[Entries taken from a collection]
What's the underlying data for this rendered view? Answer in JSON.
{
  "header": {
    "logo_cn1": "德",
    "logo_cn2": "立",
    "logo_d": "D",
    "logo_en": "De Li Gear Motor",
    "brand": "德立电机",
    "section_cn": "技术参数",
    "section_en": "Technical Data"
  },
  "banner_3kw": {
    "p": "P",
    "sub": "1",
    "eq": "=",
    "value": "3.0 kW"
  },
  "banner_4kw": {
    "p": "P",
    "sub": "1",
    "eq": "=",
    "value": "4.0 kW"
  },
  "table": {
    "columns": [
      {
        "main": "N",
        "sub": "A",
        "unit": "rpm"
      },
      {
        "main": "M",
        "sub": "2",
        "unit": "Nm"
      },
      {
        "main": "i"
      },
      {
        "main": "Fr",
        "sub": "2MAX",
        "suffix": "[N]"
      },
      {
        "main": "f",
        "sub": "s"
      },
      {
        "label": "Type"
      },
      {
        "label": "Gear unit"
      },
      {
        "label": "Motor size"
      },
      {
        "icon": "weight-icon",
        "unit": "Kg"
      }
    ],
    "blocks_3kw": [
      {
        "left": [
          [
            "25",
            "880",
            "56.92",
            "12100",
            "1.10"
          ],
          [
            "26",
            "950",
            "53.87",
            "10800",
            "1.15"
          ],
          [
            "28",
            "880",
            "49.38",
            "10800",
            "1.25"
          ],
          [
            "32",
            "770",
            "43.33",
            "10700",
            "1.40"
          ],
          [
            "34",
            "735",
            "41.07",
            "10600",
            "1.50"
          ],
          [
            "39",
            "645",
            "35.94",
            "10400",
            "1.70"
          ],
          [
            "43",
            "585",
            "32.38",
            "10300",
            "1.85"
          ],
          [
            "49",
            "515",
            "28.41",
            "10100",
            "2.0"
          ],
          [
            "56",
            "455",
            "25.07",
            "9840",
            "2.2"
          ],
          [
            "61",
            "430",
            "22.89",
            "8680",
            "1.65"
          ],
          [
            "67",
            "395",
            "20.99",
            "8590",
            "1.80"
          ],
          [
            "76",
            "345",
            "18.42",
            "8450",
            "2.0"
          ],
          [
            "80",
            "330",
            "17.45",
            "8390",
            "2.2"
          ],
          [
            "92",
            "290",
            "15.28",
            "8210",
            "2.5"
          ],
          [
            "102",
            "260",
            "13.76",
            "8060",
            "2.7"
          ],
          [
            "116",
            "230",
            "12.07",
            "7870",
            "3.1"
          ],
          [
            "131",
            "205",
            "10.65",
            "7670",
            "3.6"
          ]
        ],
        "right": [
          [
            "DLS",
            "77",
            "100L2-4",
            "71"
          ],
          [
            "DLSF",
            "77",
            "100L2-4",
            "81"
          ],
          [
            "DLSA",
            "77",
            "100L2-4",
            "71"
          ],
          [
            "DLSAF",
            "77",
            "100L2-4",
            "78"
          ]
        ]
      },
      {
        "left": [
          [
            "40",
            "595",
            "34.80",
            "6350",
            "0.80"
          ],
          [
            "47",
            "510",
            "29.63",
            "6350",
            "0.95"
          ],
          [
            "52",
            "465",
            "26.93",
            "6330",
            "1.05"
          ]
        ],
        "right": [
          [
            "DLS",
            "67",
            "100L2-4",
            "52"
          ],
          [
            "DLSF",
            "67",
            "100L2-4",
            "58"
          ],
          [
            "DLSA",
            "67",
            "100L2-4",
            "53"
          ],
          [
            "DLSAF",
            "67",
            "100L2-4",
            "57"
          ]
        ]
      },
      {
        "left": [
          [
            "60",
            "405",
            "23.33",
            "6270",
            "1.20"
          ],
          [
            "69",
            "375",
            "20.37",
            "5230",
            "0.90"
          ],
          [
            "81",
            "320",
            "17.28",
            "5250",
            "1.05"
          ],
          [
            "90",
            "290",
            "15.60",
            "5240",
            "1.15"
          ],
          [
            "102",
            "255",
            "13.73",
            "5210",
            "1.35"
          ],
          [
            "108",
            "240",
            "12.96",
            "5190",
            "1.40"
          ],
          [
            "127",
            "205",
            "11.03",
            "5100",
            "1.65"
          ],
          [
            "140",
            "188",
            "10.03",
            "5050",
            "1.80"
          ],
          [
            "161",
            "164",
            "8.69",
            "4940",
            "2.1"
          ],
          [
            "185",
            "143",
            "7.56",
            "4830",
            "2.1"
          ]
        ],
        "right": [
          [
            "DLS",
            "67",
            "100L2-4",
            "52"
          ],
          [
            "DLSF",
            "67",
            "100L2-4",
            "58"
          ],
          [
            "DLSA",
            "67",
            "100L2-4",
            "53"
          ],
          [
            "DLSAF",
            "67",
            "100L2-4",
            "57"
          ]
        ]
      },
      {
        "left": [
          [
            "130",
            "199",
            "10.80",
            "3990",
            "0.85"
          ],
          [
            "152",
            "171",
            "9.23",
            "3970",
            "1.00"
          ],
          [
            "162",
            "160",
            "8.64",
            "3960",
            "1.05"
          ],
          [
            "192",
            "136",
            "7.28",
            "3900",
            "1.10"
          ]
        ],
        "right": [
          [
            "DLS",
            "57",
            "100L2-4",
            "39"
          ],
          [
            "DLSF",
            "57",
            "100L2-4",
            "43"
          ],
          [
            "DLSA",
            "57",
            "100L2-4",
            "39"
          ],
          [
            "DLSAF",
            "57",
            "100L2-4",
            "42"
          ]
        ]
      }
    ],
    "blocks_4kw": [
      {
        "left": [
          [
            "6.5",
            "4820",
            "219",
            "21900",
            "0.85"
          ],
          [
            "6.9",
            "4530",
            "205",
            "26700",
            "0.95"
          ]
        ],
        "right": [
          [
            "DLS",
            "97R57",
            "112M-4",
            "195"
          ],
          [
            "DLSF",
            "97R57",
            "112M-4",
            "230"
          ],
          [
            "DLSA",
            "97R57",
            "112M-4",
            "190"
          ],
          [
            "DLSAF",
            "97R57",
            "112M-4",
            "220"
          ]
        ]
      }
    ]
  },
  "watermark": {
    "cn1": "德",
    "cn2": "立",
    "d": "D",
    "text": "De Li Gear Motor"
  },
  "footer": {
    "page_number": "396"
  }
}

> WRITTEN TASK: Output the entries exactly.

> SOLUTION FOR THIS PROBLEM:
What's the underlying data for this rendered view? Answer in JSON.
{
  "header": {
    "logo_cn1": "德",
    "logo_cn2": "立",
    "logo_d": "D",
    "logo_en": "De Li Gear Motor",
    "brand": "德立电机",
    "section_cn": "技术参数",
    "section_en": "Technical Data"
  },
  "banner_3kw": {
    "p": "P",
    "sub": "1",
    "eq": "=",
    "value": "3.0 kW"
  },
  "banner_4kw": {
    "p": "P",
    "sub": "1",
    "eq": "=",
    "value": "4.0 kW"
  },
  "table": {
    "columns": [
      {
        "main": "N",
        "sub": "A",
        "unit": "rpm"
      },
      {
        "main": "M",
        "sub": "2",
        "unit": "Nm"
      },
      {
        "main": "i"
      },
      {
        "main": "Fr",
        "sub": "2MAX",
        "suffix": "[N]"
      },
      {
        "main": "f",
        "sub": "s"
      },
      {
        "label": "Type"
      },
      {
        "label": "Gear unit"
      },
      {
        "label": "Motor size"
      },
      {
        "icon": "weight-icon",
        "unit": "Kg"
      }
    ],
    "blocks_3kw": [
      {
        "left": [
          [
            "25",
            "880",
            "56.92",
            "12100",
            "1.10"
          ],
          [
            "26",
            "950",
            "53.87",
            "10800",
            "1.15"
          ],
          [
            "28",
            "880",
            "49.38",
            "10800",
            "1.25"
          ],
          [
            "32",
            "770",
            "43.33",
            "10700",
            "1.40"
          ],
          [
            "34",
            "735",
            "41.07",
            "10600",
            "1.50"
          ],
          [
            "39",
            "645",
            "35.94",
            "10400",
            "1.70"
          ],
          [
            "43",
            "585",
            "32.38",
            "10300",
            "1.85"
          ],
          [
            "49",
            "515",
            "28.41",
            "10100",
            "2.0"
          ],
          [
            "56",
            "455",
            "25.07",
            "9840",
            "2.2"
          ],
          [
            "61",
            "430",
            "22.89",
            "8680",
            "1.65"
          ],
          [
            "67",
            "395",
            "20.99",
            "8590",
            "1.80"
          ],
          [
            "76",
            "345",
            "18.42",
            "8450",
            "2.0"
          ],
          [
            "80",
            "330",
            "17.45",
            "8390",
            "2.2"
          ],
          [
            "92",
            "290",
            "15.28",
            "8210",
            "2.5"
          ],
          [
            "102",
            "260",
            "13.76",
            "8060",
            "2.7"
          ],
          [
            "116",
            "230",
            "12.07",
            "7870",
            "3.1"
          ],
          [
            "131",
            "205",
            "10.65",
            "7670",
            "3.6"
          ]
        ],
        "right": [
          [
            "DLS",
            "77",
            "100L2-4",
            "71"
          ],
          [
            "DLSF",
            "77",
            "100L2-4",
            "81"
          ],
          [
            "DLSA",
            "77",
            "100L2-4",
            "71"
          ],
          [
            "DLSAF",
            "77",
            "100L2-4",
            "78"
          ]
        ]
      },
      {
        "left": [
          [
            "40",
            "595",
            "34.80",
            "6350",
            "0.80"
          ],
          [
            "47",
            "510",
            "29.63",
            "6350",
            "0.95"
          ],
          [
            "52",
            "465",
            "26.93",
            "6330",
            "1.05"
          ]
        ],
        "right": [
          [
            "DLS",
            "67",
            "100L2-4",
            "52"
          ],
          [
            "DLSF",
            "67",
            "100L2-4",
            "58"
          ],
          [
            "DLSA",
            "67",
            "100L2-4",
            "53"
          ],
          [
            "DLSAF",
            "67",
            "100L2-4",
            "57"
          ]
        ]
      },
      {
        "left": [
          [
            "60",
            "405",
            "23.33",
            "6270",
            "1.20"
          ],
          [
            "69",
            "375",
            "20.37",
            "5230",
            "0.90"
          ],
          [
            "81",
            "320",
            "17.28",
            "5250",
            "1.05"
          ],
          [
            "90",
            "290",
            "15.60",
            "5240",
            "1.15"
          ],
          [
            "102",
            "255",
            "13.73",
            "5210",
            "1.35"
          ],
          [
            "108",
            "240",
            "12.96",
            "5190",
            "1.40"
          ],
          [
            "127",
            "205",
            "11.03",
            "5100",
            "1.65"
          ],
          [
            "140",
            "188",
            "10.03",
            "5050",
            "1.80"
          ],
          [
            "161",
            "164",
            "8.69",
            "4940",
            "2.1"
          ],
          [
            "185",
            "143",
            "7.56",
            "4830",
            "2.1"
          ]
        ],
        "right": [
          [
            "DLS",
            "67",
            "100L2-4",
            "52"
          ],
          [
            "DLSF",
            "67",
            "100L2-4",
            "58"
          ],
          [
            "DLSA",
            "67",
            "100L2-4",
            "53"
          ],
          [
            "DLSAF",
            "67",
            "100L2-4",
            "57"
          ]
        ]
      },
      {
        "left": [
          [
            "130",
            "199",
            "10.80",
            "3990",
            "0.85"
          ],
          [
            "152",
            "171",
            "9.23",
            "3970",
            "1.00"
          ],
          [
            "162",
            "160",
            "8.64",
            "3960",
            "1.05"
          ],
          [
            "192",
            "136",
            "7.28",
            "3900",
            "1.10"
          ]
        ],
        "right": [
          [
            "DLS",
            "57",
            "100L2-4",
            "39"
          ],
          [
            "DLSF",
            "57",
            "100L2-4",
            "43"
          ],
          [
            "DLSA",
            "57",
            "100L2-4",
            "39"
          ],
          [
            "DLSAF",
            "57",
            "100L2-4",
            "42"
          ]
        ]
      }
    ],
    "blocks_4kw": [
      {
        "left": [
          [
            "6.5",
            "4820",
            "219",
            "21900",
            "0.85"
          ],
          [
            "6.9",
            "4530",
            "205",
            "26700",
            "0.95"
          ]
        ],
        "right": [
          [
            "DLS",
            "97R57",
            "112M-4",
            "195"
          ],
          [
            "DLSF",
            "97R57",
            "112M-4",
            "230"
          ],
          [
            "DLSA",
            "97R57",
            "112M-4",
            "190"
          ],
          [
            "DLSAF",
            "97R57",
            "112M-4",
            "220"
          ]
        ]
      }
    ]
  },
  "watermark": {
    "cn1": "德",
    "cn2": "立",
    "d": "D",
    "text": "De Li Gear Motor"
  },
  "footer": {
    "page_number": "396"
  }
}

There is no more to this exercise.